> **Written instruction A**: In the Underground Resistance review, copy the part that opens with the words containing "New York’s Museum" and closes with "agendas are explored.", word for word.

> **Passage given**:

================

Martin Longley 

Underground Resistance review: a lecture and dance with techno titans

Half rave, half lecture, an afternoon with the Detroit pioneers took in politics, the failure of capitalism, and how techno is still the sound of the future
  
  

Underground Resistance
Underground Resistance: techno with teeth. Photograph: Photophunk/Supplied

New York’s Museum Of Modern Art has a funkier outpost in Queens, its Long Island City PS1 complex boasting an established tradition of summer all-dayers, in the shape of its weekly Warm Up parties. During the colder months, a geodesic dome is constructed in the courtyard, and some less hedonistic agendas are explored.

The Allgold art collective is dedicated to multiple disciplines, and is now resident in PS1’s Print Shop. Their latest Sunday Sessions presentation was titled Underground: an Indefinite Community?, exploring alternative elements of film and storytelling, but mostly concentrating on wayward electronic music.

================

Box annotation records
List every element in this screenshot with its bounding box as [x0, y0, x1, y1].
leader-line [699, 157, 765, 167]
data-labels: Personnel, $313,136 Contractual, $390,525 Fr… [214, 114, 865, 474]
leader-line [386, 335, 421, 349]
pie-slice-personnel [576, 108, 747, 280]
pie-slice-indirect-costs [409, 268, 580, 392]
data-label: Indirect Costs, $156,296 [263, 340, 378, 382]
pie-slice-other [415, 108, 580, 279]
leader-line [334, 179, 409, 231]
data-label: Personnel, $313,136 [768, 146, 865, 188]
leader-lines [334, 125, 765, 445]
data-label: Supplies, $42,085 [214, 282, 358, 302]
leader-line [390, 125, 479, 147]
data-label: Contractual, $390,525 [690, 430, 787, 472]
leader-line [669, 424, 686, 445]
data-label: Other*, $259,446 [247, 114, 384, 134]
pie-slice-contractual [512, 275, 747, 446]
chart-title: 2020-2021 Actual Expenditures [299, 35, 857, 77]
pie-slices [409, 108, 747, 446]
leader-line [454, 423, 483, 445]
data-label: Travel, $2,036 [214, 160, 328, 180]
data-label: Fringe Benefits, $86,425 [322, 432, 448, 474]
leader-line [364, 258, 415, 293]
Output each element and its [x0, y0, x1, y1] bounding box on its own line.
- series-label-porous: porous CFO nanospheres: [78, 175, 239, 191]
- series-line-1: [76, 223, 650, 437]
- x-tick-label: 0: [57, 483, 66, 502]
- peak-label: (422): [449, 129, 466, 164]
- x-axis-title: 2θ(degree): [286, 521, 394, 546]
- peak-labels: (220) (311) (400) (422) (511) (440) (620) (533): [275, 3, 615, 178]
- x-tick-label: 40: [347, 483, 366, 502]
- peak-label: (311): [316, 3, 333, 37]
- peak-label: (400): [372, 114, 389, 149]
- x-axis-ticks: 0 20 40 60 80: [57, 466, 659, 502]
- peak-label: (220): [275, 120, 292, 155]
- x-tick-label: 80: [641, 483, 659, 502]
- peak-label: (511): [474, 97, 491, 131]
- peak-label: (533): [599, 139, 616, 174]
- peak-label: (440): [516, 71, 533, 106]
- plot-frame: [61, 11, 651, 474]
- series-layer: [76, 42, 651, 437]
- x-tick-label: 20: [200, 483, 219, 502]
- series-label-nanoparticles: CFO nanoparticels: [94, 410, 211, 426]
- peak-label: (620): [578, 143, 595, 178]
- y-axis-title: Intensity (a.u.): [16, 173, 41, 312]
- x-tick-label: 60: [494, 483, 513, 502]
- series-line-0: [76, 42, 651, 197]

================

> **Written instruction B**: Arrange the records, from their start through the line containing "leader-line [454, 423, 483, 445]", as a numbered list with blank lines omitted.

> **Finished answer A**:
New York’s Museum Of Modern Art has a funkier outpost in Queens, its Long Island City PS1 complex boasting an established tradition of summer all-dayers, in the shape of its weekly Warm Up parties. During the colder months, a geodesic dome is constructed in the courtyard, and some less hedonistic agendas are explored.

> **Finished answer B**:
1. List every element in this screenshot with its bounding box as [x0, y0, x1, y1].
2. leader-line [699, 157, 765, 167]
3. data-labels: Personnel, $313,136 Contractual, $390,525 Fr… [214, 114, 865, 474]
4. leader-line [386, 335, 421, 349]
5. pie-slice-personnel [576, 108, 747, 280]
6. pie-slice-indirect-costs [409, 268, 580, 392]
7. data-label: Indirect Costs, $156,296 [263, 340, 378, 382]
8. pie-slice-other [415, 108, 580, 279]
9. leader-line [334, 179, 409, 231]
10. data-label: Personnel, $313,136 [768, 146, 865, 188]
11. leader-lines [334, 125, 765, 445]
12. data-label: Supplies, $42,085 [214, 282, 358, 302]
13. leader-line [390, 125, 479, 147]
14. data-label: Contractual, $390,525 [690, 430, 787, 472]
15. leader-line [669, 424, 686, 445]
16. data-label: Other*, $259,446 [247, 114, 384, 134]
17. pie-slice-contractual [512, 275, 747, 446]
18. chart-title: 2020-2021 Actual Expenditures [299, 35, 857, 77]
19. pie-slices [409, 108, 747, 446]
20. leader-line [454, 423, 483, 445]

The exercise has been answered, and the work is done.